Retype the listing that follows, word for word.

# # #

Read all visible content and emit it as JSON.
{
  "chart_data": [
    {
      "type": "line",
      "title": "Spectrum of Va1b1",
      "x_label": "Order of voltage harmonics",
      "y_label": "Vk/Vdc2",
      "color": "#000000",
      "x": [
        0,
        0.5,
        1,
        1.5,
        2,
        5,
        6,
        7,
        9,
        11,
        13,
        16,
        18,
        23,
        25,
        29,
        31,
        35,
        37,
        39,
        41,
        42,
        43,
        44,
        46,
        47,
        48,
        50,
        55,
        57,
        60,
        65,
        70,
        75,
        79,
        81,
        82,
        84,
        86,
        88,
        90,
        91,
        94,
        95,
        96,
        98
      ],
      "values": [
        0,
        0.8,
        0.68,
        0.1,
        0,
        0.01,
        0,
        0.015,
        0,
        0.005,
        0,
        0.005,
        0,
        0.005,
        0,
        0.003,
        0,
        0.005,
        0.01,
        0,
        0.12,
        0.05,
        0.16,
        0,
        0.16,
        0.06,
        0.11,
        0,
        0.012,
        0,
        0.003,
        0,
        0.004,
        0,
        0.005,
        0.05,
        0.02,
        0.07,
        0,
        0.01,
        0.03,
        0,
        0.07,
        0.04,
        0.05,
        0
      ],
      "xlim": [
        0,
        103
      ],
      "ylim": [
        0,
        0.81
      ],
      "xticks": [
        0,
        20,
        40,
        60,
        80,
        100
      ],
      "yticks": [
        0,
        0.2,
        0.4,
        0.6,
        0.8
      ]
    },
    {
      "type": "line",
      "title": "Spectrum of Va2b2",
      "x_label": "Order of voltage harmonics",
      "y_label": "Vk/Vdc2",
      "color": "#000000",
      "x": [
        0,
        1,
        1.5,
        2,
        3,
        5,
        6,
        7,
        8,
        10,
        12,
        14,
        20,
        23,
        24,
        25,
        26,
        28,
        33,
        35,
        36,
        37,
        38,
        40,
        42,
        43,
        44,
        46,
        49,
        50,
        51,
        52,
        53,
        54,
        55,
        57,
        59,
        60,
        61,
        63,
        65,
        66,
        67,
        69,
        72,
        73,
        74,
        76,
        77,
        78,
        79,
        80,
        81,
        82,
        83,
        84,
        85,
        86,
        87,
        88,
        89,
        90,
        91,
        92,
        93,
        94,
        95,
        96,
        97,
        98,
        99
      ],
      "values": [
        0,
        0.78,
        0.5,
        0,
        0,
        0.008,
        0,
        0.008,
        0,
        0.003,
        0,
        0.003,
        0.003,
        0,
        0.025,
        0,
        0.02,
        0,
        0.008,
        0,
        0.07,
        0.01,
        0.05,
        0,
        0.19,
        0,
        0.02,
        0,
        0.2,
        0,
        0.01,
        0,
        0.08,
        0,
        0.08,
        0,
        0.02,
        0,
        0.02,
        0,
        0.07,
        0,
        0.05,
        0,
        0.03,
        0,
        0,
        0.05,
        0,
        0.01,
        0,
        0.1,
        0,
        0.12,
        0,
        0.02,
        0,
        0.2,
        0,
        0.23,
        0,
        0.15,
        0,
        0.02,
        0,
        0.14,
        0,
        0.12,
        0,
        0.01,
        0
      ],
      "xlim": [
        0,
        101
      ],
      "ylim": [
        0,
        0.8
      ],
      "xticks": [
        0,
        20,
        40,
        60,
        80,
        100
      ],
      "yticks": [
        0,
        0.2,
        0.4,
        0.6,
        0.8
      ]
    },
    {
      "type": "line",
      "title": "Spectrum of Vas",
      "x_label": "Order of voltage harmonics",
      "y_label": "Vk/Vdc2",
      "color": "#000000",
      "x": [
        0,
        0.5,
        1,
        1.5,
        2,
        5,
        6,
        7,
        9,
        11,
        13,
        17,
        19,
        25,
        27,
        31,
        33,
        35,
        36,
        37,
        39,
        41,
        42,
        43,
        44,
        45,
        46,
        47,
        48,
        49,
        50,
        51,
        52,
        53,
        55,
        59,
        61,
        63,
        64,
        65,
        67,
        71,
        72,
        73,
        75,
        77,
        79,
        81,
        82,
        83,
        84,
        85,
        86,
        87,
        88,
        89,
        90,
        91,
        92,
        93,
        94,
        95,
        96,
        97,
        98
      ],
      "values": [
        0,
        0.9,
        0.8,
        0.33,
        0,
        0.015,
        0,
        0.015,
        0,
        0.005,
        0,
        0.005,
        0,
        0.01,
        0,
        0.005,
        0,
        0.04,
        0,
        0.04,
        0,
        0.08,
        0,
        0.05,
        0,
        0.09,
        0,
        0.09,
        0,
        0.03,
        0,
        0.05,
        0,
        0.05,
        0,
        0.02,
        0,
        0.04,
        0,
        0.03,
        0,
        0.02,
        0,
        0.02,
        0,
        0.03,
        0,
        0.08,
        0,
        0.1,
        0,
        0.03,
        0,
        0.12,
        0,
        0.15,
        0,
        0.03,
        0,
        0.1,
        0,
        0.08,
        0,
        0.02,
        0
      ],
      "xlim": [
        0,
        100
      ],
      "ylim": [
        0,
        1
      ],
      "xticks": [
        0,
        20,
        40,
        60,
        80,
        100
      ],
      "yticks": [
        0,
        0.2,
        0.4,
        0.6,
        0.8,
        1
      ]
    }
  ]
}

# # #

SOLUTION BELOW:
Read all visible content and emit it as JSON.
{
  "chart_data": [
    {
      "type": "line",
      "title": "Spectrum of Va1b1",
      "x_label": "Order of voltage harmonics",
      "y_label": "Vk/Vdc2",
      "color": "#000000",
      "x": [
        0,
        0.5,
        1,
        1.5,
        2,
        5,
        6,
        7,
        9,
        11,
        13,
        16,
        18,
        23,
        25,
        29,
        31,
        35,
        37,
        39,
        41,
        42,
        43,
        44,
        46,
        47,
        48,
        50,
        55,
        57,
        60,
        65,
        70,
        75,
        79,
        81,
        82,
        84,
        86,
        88,
        90,
        91,
        94,
        95,
        96,
        98
      ],
      "values": [
        0,
        0.8,
        0.68,
        0.1,
        0,
        0.01,
        0,
        0.015,
        0,
        0.005,
        0,
        0.005,
        0,
        0.005,
        0,
        0.003,
        0,
        0.005,
        0.01,
        0,
        0.12,
        0.05,
        0.16,
        0,
        0.16,
        0.06,
        0.11,
        0,
        0.012,
        0,
        0.003,
        0,
        0.004,
        0,
        0.005,
        0.05,
        0.02,
        0.07,
        0,
        0.01,
        0.03,
        0,
        0.07,
        0.04,
        0.05,
        0
      ],
      "xlim": [
        0,
        103
      ],
      "ylim": [
        0,
        0.81
      ],
      "xticks": [
        0,
        20,
        40,
        60,
        80,
        100
      ],
      "yticks": [
        0,
        0.2,
        0.4,
        0.6,
        0.8
      ]
    },
    {
      "type": "line",
      "title": "Spectrum of Va2b2",
      "x_label": "Order of voltage harmonics",
      "y_label": "Vk/Vdc2",
      "color": "#000000",
      "x": [
        0,
        1,
        1.5,
        2,
        3,
        5,
        6,
        7,
        8,
        10,
        12,
        14,
        20,
        23,
        24,
        25,
        26,
        28,
        33,
        35,
        36,
        37,
        38,
        40,
        42,
        43,
        44,
        46,
        49,
        50,
        51,
        52,
        53,
        54,
        55,
        57,
        59,
        60,
        61,
        63,
        65,
        66,
        67,
        69,
        72,
        73,
        74,
        76,
        77,
        78,
        79,
        80,
        81,
        82,
        83,
        84,
        85,
        86,
        87,
        88,
        89,
        90,
        91,
        92,
        93,
        94,
        95,
        96,
        97,
        98,
        99
      ],
      "values": [
        0,
        0.78,
        0.5,
        0,
        0,
        0.008,
        0,
        0.008,
        0,
        0.003,
        0,
        0.003,
        0.003,
        0,
        0.025,
        0,
        0.02,
        0,
        0.008,
        0,
        0.07,
        0.01,
        0.05,
        0,
        0.19,
        0,
        0.02,
        0,
        0.2,
        0,
        0.01,
        0,
        0.08,
        0,
        0.08,
        0,
        0.02,
        0,
        0.02,
        0,
        0.07,
        0,
        0.05,
        0,
        0.03,
        0,
        0,
        0.05,
        0,
        0.01,
        0,
        0.1,
        0,
        0.12,
        0,
        0.02,
        0,
        0.2,
        0,
        0.23,
        0,
        0.15,
        0,
        0.02,
        0,
        0.14,
        0,
        0.12,
        0,
        0.01,
        0
      ],
      "xlim": [
        0,
        101
      ],
      "ylim": [
        0,
        0.8
      ],
      "xticks": [
        0,
        20,
        40,
        60,
        80,
        100
      ],
      "yticks": [
        0,
        0.2,
        0.4,
        0.6,
        0.8
      ]
    },
    {
      "type": "line",
      "title": "Spectrum of Vas",
      "x_label": "Order of voltage harmonics",
      "y_label": "Vk/Vdc2",
      "color": "#000000",
      "x": [
        0,
        0.5,
        1,
        1.5,
        2,
        5,
        6,
        7,
        9,
        11,
        13,
        17,
        19,
        25,
        27,
        31,
        33,
        35,
        36,
        37,
        39,
        41,
        42,
        43,
        44,
        45,
        46,
        47,
        48,
        49,
        50,
        51,
        52,
        53,
        55,
        59,
        61,
        63,
        64,
        65,
        67,
        71,
        72,
        73,
        75,
        77,
        79,
        81,
        82,
        83,
        84,
        85,
        86,
        87,
        88,
        89,
        90,
        91,
        92,
        93,
        94,
        95,
        96,
        97,
        98
      ],
      "values": [
        0,
        0.9,
        0.8,
        0.33,
        0,
        0.015,
        0,
        0.015,
        0,
        0.005,
        0,
        0.005,
        0,
        0.01,
        0,
        0.005,
        0,
        0.04,
        0,
        0.04,
        0,
        0.08,
        0,
        0.05,
        0,
        0.09,
        0,
        0.09,
        0,
        0.03,
        0,
        0.05,
        0,
        0.05,
        0,
        0.02,
        0,
        0.04,
        0,
        0.03,
        0,
        0.02,
        0,
        0.02,
        0,
        0.03,
        0,
        0.08,
        0,
        0.1,
        0,
        0.03,
        0,
        0.12,
        0,
        0.15,
        0,
        0.03,
        0,
        0.1,
        0,
        0.08,
        0,
        0.02,
        0
      ],
      "xlim": [
        0,
        100
      ],
      "ylim": [
        0,
        1
      ],
      "xticks": [
        0,
        20,
        40,
        60,
        80,
        100
      ],
      "yticks": [
        0,
        0.2,
        0.4,
        0.6,
        0.8,
        1
      ]
    }
  ]
}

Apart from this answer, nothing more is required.